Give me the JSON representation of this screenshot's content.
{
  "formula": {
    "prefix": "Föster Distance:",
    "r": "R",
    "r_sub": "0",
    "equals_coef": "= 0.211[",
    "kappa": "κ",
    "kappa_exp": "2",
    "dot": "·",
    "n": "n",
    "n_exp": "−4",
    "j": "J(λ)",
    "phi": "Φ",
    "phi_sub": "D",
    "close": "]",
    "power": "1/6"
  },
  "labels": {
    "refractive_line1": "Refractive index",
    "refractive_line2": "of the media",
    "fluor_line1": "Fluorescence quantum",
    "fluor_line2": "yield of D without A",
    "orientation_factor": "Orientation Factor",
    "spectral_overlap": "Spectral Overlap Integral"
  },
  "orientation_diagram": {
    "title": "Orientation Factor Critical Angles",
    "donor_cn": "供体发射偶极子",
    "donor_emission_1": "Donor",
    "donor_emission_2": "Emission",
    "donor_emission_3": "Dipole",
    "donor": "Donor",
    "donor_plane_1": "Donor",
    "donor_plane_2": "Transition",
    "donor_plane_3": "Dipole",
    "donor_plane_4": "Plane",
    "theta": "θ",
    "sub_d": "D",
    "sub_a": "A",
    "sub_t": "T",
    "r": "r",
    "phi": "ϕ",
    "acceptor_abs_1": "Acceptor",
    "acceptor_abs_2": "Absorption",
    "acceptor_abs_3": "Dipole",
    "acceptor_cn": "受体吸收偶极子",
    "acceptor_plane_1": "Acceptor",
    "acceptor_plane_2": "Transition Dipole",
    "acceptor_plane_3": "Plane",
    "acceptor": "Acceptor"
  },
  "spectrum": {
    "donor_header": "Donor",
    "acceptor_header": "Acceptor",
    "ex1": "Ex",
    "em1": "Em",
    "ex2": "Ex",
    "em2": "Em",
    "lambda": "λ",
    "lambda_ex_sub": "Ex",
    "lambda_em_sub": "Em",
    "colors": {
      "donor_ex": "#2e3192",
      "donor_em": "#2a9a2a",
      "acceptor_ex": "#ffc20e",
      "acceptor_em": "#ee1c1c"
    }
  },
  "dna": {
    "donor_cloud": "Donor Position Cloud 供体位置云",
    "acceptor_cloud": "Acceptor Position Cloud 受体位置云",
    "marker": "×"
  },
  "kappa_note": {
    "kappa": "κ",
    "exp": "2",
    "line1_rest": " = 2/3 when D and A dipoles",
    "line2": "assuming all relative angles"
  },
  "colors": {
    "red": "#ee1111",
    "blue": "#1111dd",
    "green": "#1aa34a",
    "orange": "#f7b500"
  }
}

==

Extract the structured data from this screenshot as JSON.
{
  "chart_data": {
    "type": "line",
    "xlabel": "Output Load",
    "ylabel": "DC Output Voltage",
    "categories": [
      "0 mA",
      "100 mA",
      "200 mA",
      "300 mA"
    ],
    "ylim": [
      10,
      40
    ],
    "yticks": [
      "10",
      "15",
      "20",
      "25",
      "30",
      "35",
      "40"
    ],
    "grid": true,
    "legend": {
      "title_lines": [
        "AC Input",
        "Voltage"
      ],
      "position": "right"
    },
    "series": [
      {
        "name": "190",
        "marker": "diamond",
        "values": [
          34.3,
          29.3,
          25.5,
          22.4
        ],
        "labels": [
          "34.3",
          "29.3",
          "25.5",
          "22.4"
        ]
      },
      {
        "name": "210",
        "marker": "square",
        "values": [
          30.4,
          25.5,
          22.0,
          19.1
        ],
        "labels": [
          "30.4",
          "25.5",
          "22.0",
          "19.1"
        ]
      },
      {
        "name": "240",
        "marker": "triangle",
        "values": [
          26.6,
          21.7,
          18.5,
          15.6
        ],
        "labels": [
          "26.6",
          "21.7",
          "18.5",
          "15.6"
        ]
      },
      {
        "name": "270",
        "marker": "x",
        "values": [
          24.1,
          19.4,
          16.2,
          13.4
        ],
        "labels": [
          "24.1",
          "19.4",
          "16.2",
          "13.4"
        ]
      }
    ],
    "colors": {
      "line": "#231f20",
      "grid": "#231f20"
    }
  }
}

• EXERCISE:
Which lines hold the string "marker"? Copy all of them from the data above.

• EXERCISE SOLUTION:
    "marker": "×"
        "marker": "diamond",
        "marker": "square",
        "marker": "triangle",
        "marker": "x",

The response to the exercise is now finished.